» Data excerpts
- - - - -
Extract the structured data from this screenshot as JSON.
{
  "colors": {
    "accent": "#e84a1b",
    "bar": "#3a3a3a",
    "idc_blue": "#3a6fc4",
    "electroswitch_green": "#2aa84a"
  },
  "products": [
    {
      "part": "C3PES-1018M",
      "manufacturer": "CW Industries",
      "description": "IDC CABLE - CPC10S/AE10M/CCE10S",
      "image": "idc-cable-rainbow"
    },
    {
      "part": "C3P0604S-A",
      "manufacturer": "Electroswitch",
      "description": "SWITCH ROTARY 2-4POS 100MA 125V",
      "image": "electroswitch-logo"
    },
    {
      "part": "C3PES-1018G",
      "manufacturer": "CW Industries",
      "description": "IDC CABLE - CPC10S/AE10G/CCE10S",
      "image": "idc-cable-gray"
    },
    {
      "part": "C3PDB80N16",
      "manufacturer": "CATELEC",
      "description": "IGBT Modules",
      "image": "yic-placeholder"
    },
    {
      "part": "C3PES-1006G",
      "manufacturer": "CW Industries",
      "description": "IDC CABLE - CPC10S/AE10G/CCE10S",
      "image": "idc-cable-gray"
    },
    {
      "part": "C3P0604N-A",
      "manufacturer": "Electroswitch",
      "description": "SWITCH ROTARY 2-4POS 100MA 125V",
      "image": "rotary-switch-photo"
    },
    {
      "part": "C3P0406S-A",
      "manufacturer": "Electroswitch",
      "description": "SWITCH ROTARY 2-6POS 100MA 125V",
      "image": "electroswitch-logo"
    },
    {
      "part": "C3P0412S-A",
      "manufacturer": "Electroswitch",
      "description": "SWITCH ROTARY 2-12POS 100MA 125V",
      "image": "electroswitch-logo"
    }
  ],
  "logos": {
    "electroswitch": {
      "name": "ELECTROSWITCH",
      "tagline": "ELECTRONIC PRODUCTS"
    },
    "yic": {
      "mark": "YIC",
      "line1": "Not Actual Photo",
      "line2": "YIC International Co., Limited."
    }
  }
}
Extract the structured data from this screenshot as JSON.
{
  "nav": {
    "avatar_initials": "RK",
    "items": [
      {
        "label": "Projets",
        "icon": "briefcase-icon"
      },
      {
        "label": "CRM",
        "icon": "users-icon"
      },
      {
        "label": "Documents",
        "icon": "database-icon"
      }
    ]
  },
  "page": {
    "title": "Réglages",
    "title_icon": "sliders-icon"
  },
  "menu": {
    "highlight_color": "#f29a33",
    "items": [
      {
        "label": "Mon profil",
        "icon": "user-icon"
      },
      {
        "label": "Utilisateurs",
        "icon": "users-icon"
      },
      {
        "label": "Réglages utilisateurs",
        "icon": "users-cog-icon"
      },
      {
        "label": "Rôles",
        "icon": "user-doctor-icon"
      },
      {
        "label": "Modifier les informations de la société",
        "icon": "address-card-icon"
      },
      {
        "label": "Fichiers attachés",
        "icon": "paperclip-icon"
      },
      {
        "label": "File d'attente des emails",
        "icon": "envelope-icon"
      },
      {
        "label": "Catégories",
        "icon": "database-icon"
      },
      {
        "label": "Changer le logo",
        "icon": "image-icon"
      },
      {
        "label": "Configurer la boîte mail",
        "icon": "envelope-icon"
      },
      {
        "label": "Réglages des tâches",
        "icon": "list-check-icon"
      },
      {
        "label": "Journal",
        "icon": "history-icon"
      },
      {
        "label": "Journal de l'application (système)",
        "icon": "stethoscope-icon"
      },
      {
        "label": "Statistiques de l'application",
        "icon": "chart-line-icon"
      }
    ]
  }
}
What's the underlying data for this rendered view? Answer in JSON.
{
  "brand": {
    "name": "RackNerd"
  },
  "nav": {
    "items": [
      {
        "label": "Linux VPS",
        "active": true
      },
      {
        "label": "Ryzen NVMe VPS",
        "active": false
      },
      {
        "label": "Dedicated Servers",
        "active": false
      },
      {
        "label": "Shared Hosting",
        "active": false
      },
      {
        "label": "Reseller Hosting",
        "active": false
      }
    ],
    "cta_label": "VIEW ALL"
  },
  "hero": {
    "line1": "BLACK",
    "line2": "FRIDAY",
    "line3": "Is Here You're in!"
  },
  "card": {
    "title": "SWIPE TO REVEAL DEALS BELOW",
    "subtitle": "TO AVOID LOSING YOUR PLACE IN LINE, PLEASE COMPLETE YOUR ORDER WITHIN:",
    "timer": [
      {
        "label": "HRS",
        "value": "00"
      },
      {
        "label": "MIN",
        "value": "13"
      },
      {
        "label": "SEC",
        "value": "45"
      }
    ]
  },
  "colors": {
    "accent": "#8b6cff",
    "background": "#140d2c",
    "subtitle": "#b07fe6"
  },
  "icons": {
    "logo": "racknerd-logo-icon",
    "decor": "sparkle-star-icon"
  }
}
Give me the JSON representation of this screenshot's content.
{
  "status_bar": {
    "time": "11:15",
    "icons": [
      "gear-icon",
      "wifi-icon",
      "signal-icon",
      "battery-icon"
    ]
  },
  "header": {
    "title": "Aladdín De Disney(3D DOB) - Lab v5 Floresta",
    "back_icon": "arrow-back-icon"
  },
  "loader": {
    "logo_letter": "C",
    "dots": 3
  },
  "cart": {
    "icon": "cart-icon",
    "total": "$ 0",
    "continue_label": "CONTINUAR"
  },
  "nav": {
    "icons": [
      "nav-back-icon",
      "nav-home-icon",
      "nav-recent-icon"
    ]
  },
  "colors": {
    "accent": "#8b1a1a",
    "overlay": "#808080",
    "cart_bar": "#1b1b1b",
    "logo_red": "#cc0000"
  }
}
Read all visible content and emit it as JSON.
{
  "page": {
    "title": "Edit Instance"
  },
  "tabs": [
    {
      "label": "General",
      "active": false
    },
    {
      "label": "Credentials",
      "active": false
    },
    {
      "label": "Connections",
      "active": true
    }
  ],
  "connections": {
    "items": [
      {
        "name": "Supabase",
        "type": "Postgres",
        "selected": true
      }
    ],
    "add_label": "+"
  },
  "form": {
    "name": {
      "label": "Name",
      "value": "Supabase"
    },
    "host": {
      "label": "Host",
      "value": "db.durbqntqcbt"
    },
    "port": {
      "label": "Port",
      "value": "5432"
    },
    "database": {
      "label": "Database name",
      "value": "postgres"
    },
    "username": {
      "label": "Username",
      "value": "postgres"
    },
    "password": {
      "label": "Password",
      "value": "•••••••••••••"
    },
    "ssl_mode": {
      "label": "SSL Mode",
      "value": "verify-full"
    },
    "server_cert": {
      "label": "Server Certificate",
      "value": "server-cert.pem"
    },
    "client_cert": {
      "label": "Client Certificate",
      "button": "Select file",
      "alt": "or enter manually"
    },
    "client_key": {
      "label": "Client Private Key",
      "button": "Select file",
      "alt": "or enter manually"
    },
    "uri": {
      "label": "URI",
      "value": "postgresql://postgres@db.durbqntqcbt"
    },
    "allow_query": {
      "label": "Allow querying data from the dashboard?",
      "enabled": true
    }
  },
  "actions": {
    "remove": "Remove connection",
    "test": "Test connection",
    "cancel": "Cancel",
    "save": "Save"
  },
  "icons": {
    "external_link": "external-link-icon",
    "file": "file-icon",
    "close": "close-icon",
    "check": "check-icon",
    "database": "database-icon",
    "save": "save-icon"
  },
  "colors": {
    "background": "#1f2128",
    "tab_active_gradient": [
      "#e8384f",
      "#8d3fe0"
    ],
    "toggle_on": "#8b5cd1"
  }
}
- - - - -
Reproduce the complete data exactly as presented above.

» The reply
Extract the structured data from this screenshot as JSON.
{
  "colors": {
    "accent": "#e84a1b",
    "bar": "#3a3a3a",
    "idc_blue": "#3a6fc4",
    "electroswitch_green": "#2aa84a"
  },
  "products": [
    {
      "part": "C3PES-1018M",
      "manufacturer": "CW Industries",
      "description": "IDC CABLE - CPC10S/AE10M/CCE10S",
      "image": "idc-cable-rainbow"
    },
    {
      "part": "C3P0604S-A",
      "manufacturer": "Electroswitch",
      "description": "SWITCH ROTARY 2-4POS 100MA 125V",
      "image": "electroswitch-logo"
    },
    {
      "part": "C3PES-1018G",
      "manufacturer": "CW Industries",
      "description": "IDC CABLE - CPC10S/AE10G/CCE10S",
      "image": "idc-cable-gray"
    },
    {
      "part": "C3PDB80N16",
      "manufacturer": "CATELEC",
      "description": "IGBT Modules",
      "image": "yic-placeholder"
    },
    {
      "part": "C3PES-1006G",
      "manufacturer": "CW Industries",
      "description": "IDC CABLE - CPC10S/AE10G/CCE10S",
      "image": "idc-cable-gray"
    },
    {
      "part": "C3P0604N-A",
      "manufacturer": "Electroswitch",
      "description": "SWITCH ROTARY 2-4POS 100MA 125V",
      "image": "rotary-switch-photo"
    },
    {
      "part": "C3P0406S-A",
      "manufacturer": "Electroswitch",
      "description": "SWITCH ROTARY 2-6POS 100MA 125V",
      "image": "electroswitch-logo"
    },
    {
      "part": "C3P0412S-A",
      "manufacturer": "Electroswitch",
      "description": "SWITCH ROTARY 2-12POS 100MA 125V",
      "image": "electroswitch-logo"
    }
  ],
  "logos": {
    "electroswitch": {
      "name": "ELECTROSWITCH",
      "tagline": "ELECTRONIC PRODUCTS"
    },
    "yic": {
      "mark": "YIC",
      "line1": "Not Actual Photo",
      "line2": "YIC International Co., Limited."
    }
  }
}
Extract the structured data from this screenshot as JSON.
{
  "nav": {
    "avatar_initials": "RK",
    "items": [
      {
        "label": "Projets",
        "icon": "briefcase-icon"
      },
      {
        "label": "CRM",
        "icon": "users-icon"
      },
      {
        "label": "Documents",
        "icon": "database-icon"
      }
    ]
  },
  "page": {
    "title": "Réglages",
    "title_icon": "sliders-icon"
  },
  "menu": {
    "highlight_color": "#f29a33",
    "items": [
      {
        "label": "Mon profil",
        "icon": "user-icon"
      },
      {
        "label": "Utilisateurs",
        "icon": "users-icon"
      },
      {
        "label": "Réglages utilisateurs",
        "icon": "users-cog-icon"
      },
      {
        "label": "Rôles",
        "icon": "user-doctor-icon"
      },
      {
        "label": "Modifier les informations de la société",
        "icon": "address-card-icon"
      },
      {
        "label": "Fichiers attachés",
        "icon": "paperclip-icon"
      },
      {
        "label": "File d'attente des emails",
        "icon": "envelope-icon"
      },
      {
        "label": "Catégories",
        "icon": "database-icon"
      },
      {
        "label": "Changer le logo",
        "icon": "image-icon"
      },
      {
        "label": "Configurer la boîte mail",
        "icon": "envelope-icon"
      },
      {
        "label": "Réglages des tâches",
        "icon": "list-check-icon"
      },
      {
        "label": "Journal",
        "icon": "history-icon"
      },
      {
        "label": "Journal de l'application (système)",
        "icon": "stethoscope-icon"
      },
      {
        "label": "Statistiques de l'application",
        "icon": "chart-line-icon"
      }
    ]
  }
}
What's the underlying data for this rendered view? Answer in JSON.
{
  "brand": {
    "name": "RackNerd"
  },
  "nav": {
    "items": [
      {
        "label": "Linux VPS",
        "active": true
      },
      {
        "label": "Ryzen NVMe VPS",
        "active": false
      },
      {
        "label": "Dedicated Servers",
        "active": false
      },
      {
        "label": "Shared Hosting",
        "active": false
      },
      {
        "label": "Reseller Hosting",
        "active": false
      }
    ],
    "cta_label": "VIEW ALL"
  },
  "hero": {
    "line1": "BLACK",
    "line2": "FRIDAY",
    "line3": "Is Here You're in!"
  },
  "card": {
    "title": "SWIPE TO REVEAL DEALS BELOW",
    "subtitle": "TO AVOID LOSING YOUR PLACE IN LINE, PLEASE COMPLETE YOUR ORDER WITHIN:",
    "timer": [
      {
        "label": "HRS",
        "value": "00"
      },
      {
        "label": "MIN",
        "value": "13"
      },
      {
        "label": "SEC",
        "value": "45"
      }
    ]
  },
  "colors": {
    "accent": "#8b6cff",
    "background": "#140d2c",
    "subtitle": "#b07fe6"
  },
  "icons": {
    "logo": "racknerd-logo-icon",
    "decor": "sparkle-star-icon"
  }
}
Give me the JSON representation of this screenshot's content.
{
  "status_bar": {
    "time": "11:15",
    "icons": [
      "gear-icon",
      "wifi-icon",
      "signal-icon",
      "battery-icon"
    ]
  },
  "header": {
    "title": "Aladdín De Disney(3D DOB) - Lab v5 Floresta",
    "back_icon": "arrow-back-icon"
  },
  "loader": {
    "logo_letter": "C",
    "dots": 3
  },
  "cart": {
    "icon": "cart-icon",
    "total": "$ 0",
    "continue_label": "CONTINUAR"
  },
  "nav": {
    "icons": [
      "nav-back-icon",
      "nav-home-icon",
      "nav-recent-icon"
    ]
  },
  "colors": {
    "accent": "#8b1a1a",
    "overlay": "#808080",
    "cart_bar": "#1b1b1b",
    "logo_red": "#cc0000"
  }
}
Read all visible content and emit it as JSON.
{
  "page": {
    "title": "Edit Instance"
  },
  "tabs": [
    {
      "label": "General",
      "active": false
    },
    {
      "label": "Credentials",
      "active": false
    },
    {
      "label": "Connections",
      "active": true
    }
  ],
  "connections": {
    "items": [
      {
        "name": "Supabase",
        "type": "Postgres",
        "selected": true
      }
    ],
    "add_label": "+"
  },
  "form": {
    "name": {
      "label": "Name",
      "value": "Supabase"
    },
    "host": {
      "label": "Host",
      "value": "db.durbqntqcbt"
    },
    "port": {
      "label": "Port",
      "value": "5432"
    },
    "database": {
      "label": "Database name",
      "value": "postgres"
    },
    "username": {
      "label": "Username",
      "value": "postgres"
    },
    "password": {
      "label": "Password",
      "value": "•••••••••••••"
    },
    "ssl_mode": {
      "label": "SSL Mode",
      "value": "verify-full"
    },
    "server_cert": {
      "label": "Server Certificate",
      "value": "server-cert.pem"
    },
    "client_cert": {
      "label": "Client Certificate",
      "button": "Select file",
      "alt": "or enter manually"
    },
    "client_key": {
      "label": "Client Private Key",
      "button": "Select file",
      "alt": "or enter manually"
    },
    "uri": {
      "label": "URI",
      "value": "postgresql://postgres@db.durbqntqcbt"
    },
    "allow_query": {
      "label": "Allow querying data from the dashboard?",
      "enabled": true
    }
  },
  "actions": {
    "remove": "Remove connection",
    "test": "Test connection",
    "cancel": "Cancel",
    "save": "Save"
  },
  "icons": {
    "external_link": "external-link-icon",
    "file": "file-icon",
    "close": "close-icon",
    "check": "check-icon",
    "database": "database-icon",
    "save": "save-icon"
  },
  "colors": {
    "background": "#1f2128",
    "tab_active_gradient": [
      "#e8384f",
      "#8d3fe0"
    ],
    "toggle_on": "#8b5cd1"
  }
}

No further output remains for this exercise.